Written request » Please print every record below exactly as it appears.

════════════════════

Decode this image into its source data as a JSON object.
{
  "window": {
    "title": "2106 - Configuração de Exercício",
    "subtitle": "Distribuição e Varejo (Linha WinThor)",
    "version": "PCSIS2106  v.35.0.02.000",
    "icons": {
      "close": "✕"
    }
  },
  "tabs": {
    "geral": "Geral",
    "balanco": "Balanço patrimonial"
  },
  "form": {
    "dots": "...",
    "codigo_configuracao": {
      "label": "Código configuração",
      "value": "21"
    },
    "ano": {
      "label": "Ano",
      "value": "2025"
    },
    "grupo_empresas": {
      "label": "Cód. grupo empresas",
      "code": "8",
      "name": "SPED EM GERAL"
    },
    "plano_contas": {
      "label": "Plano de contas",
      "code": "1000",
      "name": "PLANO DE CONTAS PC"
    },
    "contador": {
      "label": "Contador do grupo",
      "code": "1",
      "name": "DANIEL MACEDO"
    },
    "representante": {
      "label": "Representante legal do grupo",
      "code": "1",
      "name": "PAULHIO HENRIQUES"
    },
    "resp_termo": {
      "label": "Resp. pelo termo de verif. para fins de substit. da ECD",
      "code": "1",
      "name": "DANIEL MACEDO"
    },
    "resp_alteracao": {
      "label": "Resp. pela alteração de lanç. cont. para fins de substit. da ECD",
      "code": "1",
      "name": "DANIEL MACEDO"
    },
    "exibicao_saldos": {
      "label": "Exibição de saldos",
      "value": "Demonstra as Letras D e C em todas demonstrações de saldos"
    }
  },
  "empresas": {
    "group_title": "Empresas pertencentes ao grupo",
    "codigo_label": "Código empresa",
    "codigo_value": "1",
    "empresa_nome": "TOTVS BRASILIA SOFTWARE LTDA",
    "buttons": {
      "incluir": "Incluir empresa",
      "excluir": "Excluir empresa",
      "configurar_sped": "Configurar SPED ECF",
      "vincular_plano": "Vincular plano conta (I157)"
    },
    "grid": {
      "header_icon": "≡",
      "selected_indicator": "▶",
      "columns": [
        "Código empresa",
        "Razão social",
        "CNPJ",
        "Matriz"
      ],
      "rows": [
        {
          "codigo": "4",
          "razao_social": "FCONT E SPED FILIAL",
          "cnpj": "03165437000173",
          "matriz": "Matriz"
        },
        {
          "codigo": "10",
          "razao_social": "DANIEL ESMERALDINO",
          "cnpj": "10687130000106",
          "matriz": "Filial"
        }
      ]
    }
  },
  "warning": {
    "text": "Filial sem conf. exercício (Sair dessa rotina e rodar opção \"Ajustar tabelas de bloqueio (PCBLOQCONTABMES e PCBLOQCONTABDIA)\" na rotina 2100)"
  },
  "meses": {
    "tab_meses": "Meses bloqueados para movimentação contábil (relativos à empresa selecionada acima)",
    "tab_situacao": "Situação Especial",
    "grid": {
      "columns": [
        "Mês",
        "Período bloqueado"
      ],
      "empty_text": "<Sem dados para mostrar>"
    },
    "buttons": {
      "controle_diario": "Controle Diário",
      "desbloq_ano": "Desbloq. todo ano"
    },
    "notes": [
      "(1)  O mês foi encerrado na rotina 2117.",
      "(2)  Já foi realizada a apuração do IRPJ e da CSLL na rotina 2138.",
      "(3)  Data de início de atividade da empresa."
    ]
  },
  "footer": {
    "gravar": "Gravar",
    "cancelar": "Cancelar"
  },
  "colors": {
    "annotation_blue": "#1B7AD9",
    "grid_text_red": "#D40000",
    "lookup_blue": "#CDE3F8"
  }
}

════════════════════

Response to this task »
Decode this image into its source data as a JSON object.
{
  "window": {
    "title": "2106 - Configuração de Exercício",
    "subtitle": "Distribuição e Varejo (Linha WinThor)",
    "version": "PCSIS2106  v.35.0.02.000",
    "icons": {
      "close": "✕"
    }
  },
  "tabs": {
    "geral": "Geral",
    "balanco": "Balanço patrimonial"
  },
  "form": {
    "dots": "...",
    "codigo_configuracao": {
      "label": "Código configuração",
      "value": "21"
    },
    "ano": {
      "label": "Ano",
      "value": "2025"
    },
    "grupo_empresas": {
      "label": "Cód. grupo empresas",
      "code": "8",
      "name": "SPED EM GERAL"
    },
    "plano_contas": {
      "label": "Plano de contas",
      "code": "1000",
      "name": "PLANO DE CONTAS PC"
    },
    "contador": {
      "label": "Contador do grupo",
      "code": "1",
      "name": "DANIEL MACEDO"
    },
    "representante": {
      "label": "Representante legal do grupo",
      "code": "1",
      "name": "PAULHIO HENRIQUES"
    },
    "resp_termo": {
      "label": "Resp. pelo termo de verif. para fins de substit. da ECD",
      "code": "1",
      "name": "DANIEL MACEDO"
    },
    "resp_alteracao": {
      "label": "Resp. pela alteração de lanç. cont. para fins de substit. da ECD",
      "code": "1",
      "name": "DANIEL MACEDO"
    },
    "exibicao_saldos": {
      "label": "Exibição de saldos",
      "value": "Demonstra as Letras D e C em todas demonstrações de saldos"
    }
  },
  "empresas": {
    "group_title": "Empresas pertencentes ao grupo",
    "codigo_label": "Código empresa",
    "codigo_value": "1",
    "empresa_nome": "TOTVS BRASILIA SOFTWARE LTDA",
    "buttons": {
      "incluir": "Incluir empresa",
      "excluir": "Excluir empresa",
      "configurar_sped": "Configurar SPED ECF",
      "vincular_plano": "Vincular plano conta (I157)"
    },
    "grid": {
      "header_icon": "≡",
      "selected_indicator": "▶",
      "columns": [
        "Código empresa",
        "Razão social",
        "CNPJ",
        "Matriz"
      ],
      "rows": [
        {
          "codigo": "4",
          "razao_social": "FCONT E SPED FILIAL",
          "cnpj": "03165437000173",
          "matriz": "Matriz"
        },
        {
          "codigo": "10",
          "razao_social": "DANIEL ESMERALDINO",
          "cnpj": "10687130000106",
          "matriz": "Filial"
        }
      ]
    }
  },
  "warning": {
    "text": "Filial sem conf. exercício (Sair dessa rotina e rodar opção \"Ajustar tabelas de bloqueio (PCBLOQCONTABMES e PCBLOQCONTABDIA)\" na rotina 2100)"
  },
  "meses": {
    "tab_meses": "Meses bloqueados para movimentação contábil (relativos à empresa selecionada acima)",
    "tab_situacao": "Situação Especial",
    "grid": {
      "columns": [
        "Mês",
        "Período bloqueado"
      ],
      "empty_text": "<Sem dados para mostrar>"
    },
    "buttons": {
      "controle_diario": "Controle Diário",
      "desbloq_ano": "Desbloq. todo ano"
    },
    "notes": [
      "(1)  O mês foi encerrado na rotina 2117.",
      "(2)  Já foi realizada a apuração do IRPJ e da CSLL na rotina 2138.",
      "(3)  Data de início de atividade da empresa."
    ]
  },
  "footer": {
    "gravar": "Gravar",
    "cancelar": "Cancelar"
  },
  "colors": {
    "annotation_blue": "#1B7AD9",
    "grid_text_red": "#D40000",
    "lookup_blue": "#CDE3F8"
  }
}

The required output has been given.